- _PROVIDED INFORMATION_:
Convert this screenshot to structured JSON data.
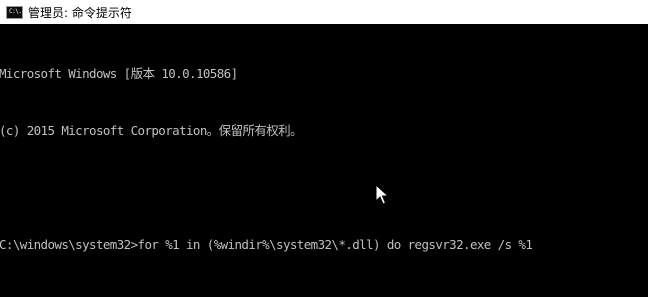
{
  "window": {
    "title": "管理员: 命令提示符",
    "icon": "cmd-icon",
    "icon_text": "C:\\."
  },
  "console": {
    "lines": [
      "Microsoft Windows [版本 10.0.10586]",
      "(c) 2015 Microsoft Corporation。保留所有权利。",
      "",
      "C:\\windows\\system32>for %1 in (%windir%\\system32\\*.dll) do regsvr32.exe /s %1"
    ],
    "text_color": "#c0c0c0",
    "background_color": "#000000"
  },
  "pointer": {
    "icon": "mouse-pointer-icon"
  }
}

- _REQUIRED TASK_:
Repeat everything in the records precisely. Images are excluded from the copy.

- _COMPLETED EXERCISE_:
Convert this screenshot to structured JSON data.
{
  "window": {
    "title": "管理员: 命令提示符",
    "icon": "cmd-icon",
    "icon_text": "C:\\."
  },
  "console": {
    "lines": [
      "Microsoft Windows [版本 10.0.10586]",
      "(c) 2015 Microsoft Corporation。保留所有权利。",
      "",
      "C:\\windows\\system32>for %1 in (%windir%\\system32\\*.dll) do regsvr32.exe /s %1"
    ],
    "text_color": "#c0c0c0",
    "background_color": "#000000"
  },
  "pointer": {
    "icon": "mouse-pointer-icon"
  }
}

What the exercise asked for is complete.